EXERCISE REQUIREMENTS - Search the listing below for the word "previstas" and copy each line that holds it.

Saved entries

● ● ●

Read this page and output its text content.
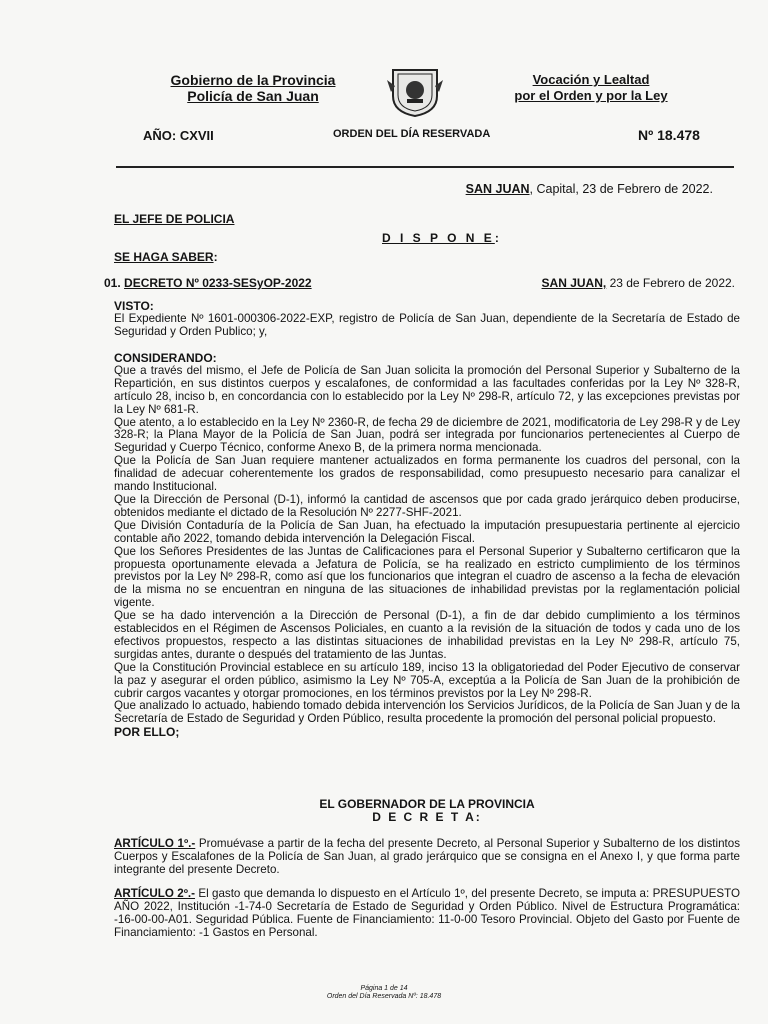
Gobierno de la Provincia
Policía de San Juan
Vocación y Lealtad
por el Orden y por la Ley
AÑO: CXVII	ORDEN DEL DÍA RESERVADA	Nº 18.478
SAN JUAN, Capital, 23 de Febrero de 2022.
EL JEFE DE POLICIA
D I S P O N E:
SE HAGA SABER:
01. DECRETO Nº 0233-SESyOP-2022	SAN JUAN, 23 de Febrero de 2022.
VISTO:

El Expediente Nº 1601-000306-2022-EXP, registro de Policía de San Juan, dependiente de la Secretaría de Estado de Seguridad y Orden Publico; y,

CONSIDERANDO:

Que a través del mismo, el Jefe de Policía de San Juan solicita la promoción del Personal Superior y Subalterno de la Repartición, en sus distintos cuerpos y escalafones, de conformidad a las facultades conferidas por la Ley Nº 328-R, artículo 28, inciso b, en concordancia con lo establecido por la Ley Nº 298-R, artículo 72, y las excepciones previstas por la Ley Nº 681-R.

Que atento, a lo establecido en la Ley Nº 2360-R, de fecha 29 de diciembre de 2021, modificatoria de Ley 298-R y de Ley 328-R; la Plana Mayor de la Policía de San Juan, podrá ser integrada por funcionarios pertenecientes al Cuerpo de Seguridad y Cuerpo Técnico, conforme Anexo B, de la primera norma mencionada.

Que la Policía de San Juan requiere mantener actualizados en forma permanente los cuadros del personal, con la finalidad de adecuar coherentemente los grados de responsabilidad, como presupuesto necesario para canalizar el mando Institucional.

Que la Dirección de Personal (D-1), informó la cantidad de ascensos que por cada grado jerárquico deben producirse, obtenidos mediante el dictado de la Resolución Nº 2277-SHF-2021.

Que División Contaduría de la Policía de San Juan, ha efectuado la imputación presupuestaria pertinente al ejercicio contable año 2022, tomando debida intervención la Delegación Fiscal.

Que los Señores Presidentes de las Juntas de Calificaciones para el Personal Superior y Subalterno certificaron que la propuesta oportunamente elevada a Jefatura de Policía, se ha realizado en estricto cumplimiento de los términos previstos por la Ley Nº 298-R, como así que los funcionarios que integran el cuadro de ascenso a la fecha de elevación de la misma no se encuentran en ninguna de las situaciones de inhabilidad previstas por la reglamentación policial vigente.

Que se ha dado intervención a la Dirección de Personal (D-1), a fin de dar debido cumplimiento a los términos establecidos en el Régimen de Ascensos Policiales, en cuanto a la revisión de la situación de todos y cada uno de los efectivos propuestos, respecto a las distintas situaciones de inhabilidad previstas en la Ley Nº 298-R, artículo 75, surgidas antes, durante o después del tratamiento de las Juntas.

Que la Constitución Provincial establece en su artículo 189, inciso 13 la obligatoriedad del Poder Ejecutivo de conservar la paz y asegurar el orden público, asimismo la Ley Nº 705-A, exceptúa a la Policía de San Juan de la prohibición de cubrir cargos vacantes y otorgar promociones, en los términos previstos por la Ley Nº 298-R.

Que analizado lo actuado, habiendo tomado debida intervención los Servicios Jurídicos, de la Policía de San Juan y de la Secretaría de Estado de Seguridad y Orden Público, resulta procedente la promoción del personal policial propuesto.

POR ELLO;
EL GOBERNADOR DE LA PROVINCIA
D E C R E T A:

ARTÍCULO 1º.- Promuévase a partir de la fecha del presente Decreto, al Personal Superior y Subalterno de los distintos Cuerpos y Escalafones de la Policía de San Juan, al grado jerárquico que se consigna en el Anexo I, y que forma parte integrante del presente Decreto.

ARTÍCULO 2º.- El gasto que demanda lo dispuesto en el Artículo 1º, del presente Decreto, se imputa a: PRESUPUESTO AÑO 2022, Institución -1-74-0 Secretaría de Estado de Seguridad y Orden Público. Nivel de Estructura Programática: -16-00-00-A01. Seguridad Pública. Fuente de Financiamiento: 11-0-00 Tesoro Provincial. Objeto del Gasto por Fuente de Financiamiento: -1 Gastos en Personal.

Página 1 de 14
Orden del Día Reservada Nº: 18.478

● ● ●

REPLY TO THE EXERCISE -
Que a través del mismo, el Jefe de Policía de San Juan solicita la promoción del Personal Superior y Subalterno de la Repartición, en sus distintos cuerpos y escalafones, de conformidad a las facultades conferidas por la Ley Nº 328-R, artículo 28, inciso b, en concordancia con lo establecido por la Ley Nº 298-R, artículo 72, y las excepciones previstas por la Ley Nº 681-R.
Que los Señores Presidentes de las Juntas de Calificaciones para el Personal Superior y Subalterno certificaron que la propuesta oportunamente elevada a Jefatura de Policía, se ha realizado en estricto cumplimiento de los términos previstos por la Ley Nº 298-R, como así que los funcionarios que integran el cuadro de ascenso a la fecha de elevación de la misma no se encuentran en ninguna de las situaciones de inhabilidad previstas por la reglamentación policial vigente.
Que se ha dado intervención a la Dirección de Personal (D-1), a fin de dar debido cumplimiento a los términos establecidos en el Régimen de Ascensos Policiales, en cuanto a la revisión de la situación de todos y cada uno de los efectivos propuestos, respecto a las distintas situaciones de inhabilidad previstas en la Ley Nº 298-R, artículo 75, surgidas antes, durante o después del tratamiento de las Juntas.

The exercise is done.